[Exercise details] Extract all lines in the data that contain the word "Stapelachse".

[Given records]

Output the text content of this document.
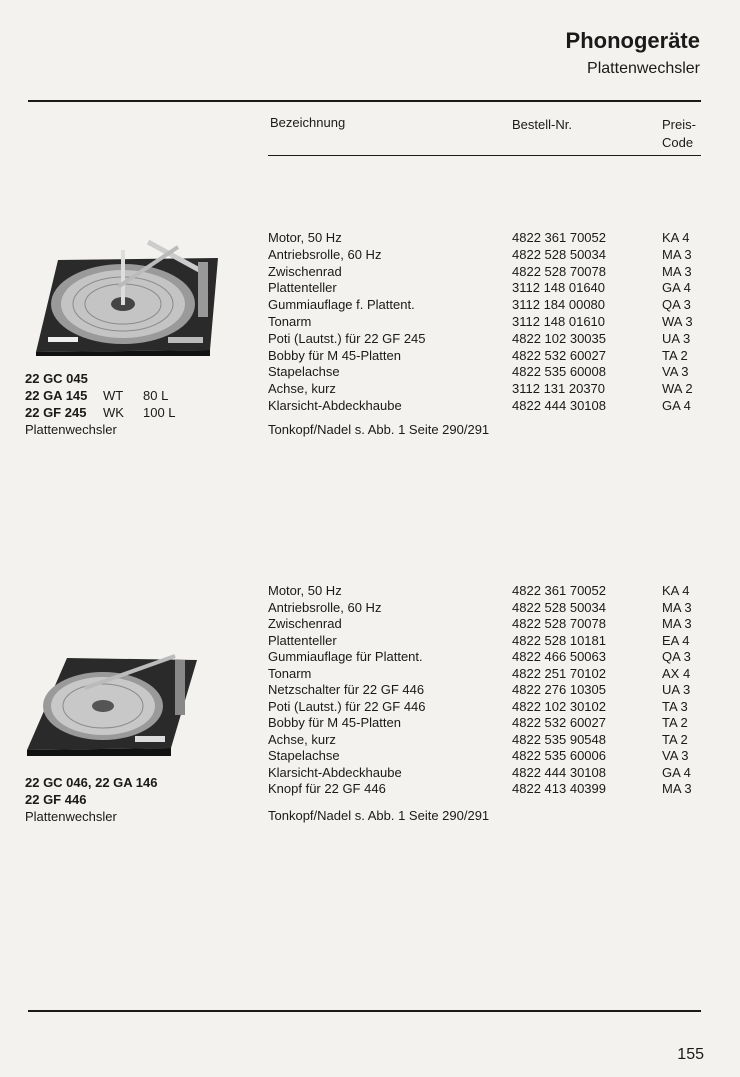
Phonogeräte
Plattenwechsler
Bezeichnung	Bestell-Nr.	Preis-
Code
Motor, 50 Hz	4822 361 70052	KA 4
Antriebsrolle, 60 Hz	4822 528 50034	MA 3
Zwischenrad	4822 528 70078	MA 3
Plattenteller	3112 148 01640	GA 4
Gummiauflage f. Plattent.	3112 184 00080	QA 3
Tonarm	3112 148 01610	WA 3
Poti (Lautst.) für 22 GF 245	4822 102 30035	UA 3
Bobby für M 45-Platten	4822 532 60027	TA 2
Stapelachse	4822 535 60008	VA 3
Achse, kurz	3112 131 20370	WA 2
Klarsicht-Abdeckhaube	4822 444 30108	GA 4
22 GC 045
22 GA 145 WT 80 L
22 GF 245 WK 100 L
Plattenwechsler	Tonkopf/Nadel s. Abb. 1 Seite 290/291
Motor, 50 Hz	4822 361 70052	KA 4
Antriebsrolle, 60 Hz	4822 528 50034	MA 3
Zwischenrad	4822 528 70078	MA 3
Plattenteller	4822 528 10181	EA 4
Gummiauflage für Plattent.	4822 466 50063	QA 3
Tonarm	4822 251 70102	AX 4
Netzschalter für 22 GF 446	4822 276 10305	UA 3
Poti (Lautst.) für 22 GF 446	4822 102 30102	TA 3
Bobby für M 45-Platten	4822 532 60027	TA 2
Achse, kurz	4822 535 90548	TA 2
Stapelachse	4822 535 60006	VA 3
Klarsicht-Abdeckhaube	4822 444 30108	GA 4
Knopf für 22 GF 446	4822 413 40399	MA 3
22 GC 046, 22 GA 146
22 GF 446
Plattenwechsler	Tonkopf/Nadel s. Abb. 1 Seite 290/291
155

* * *

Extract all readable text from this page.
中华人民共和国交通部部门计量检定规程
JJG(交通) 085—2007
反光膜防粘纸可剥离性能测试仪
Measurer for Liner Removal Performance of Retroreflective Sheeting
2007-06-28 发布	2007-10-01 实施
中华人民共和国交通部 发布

[Task result]
Stapelachse	4822 535 60008	VA 3
Stapelachse	4822 535 60006	VA 3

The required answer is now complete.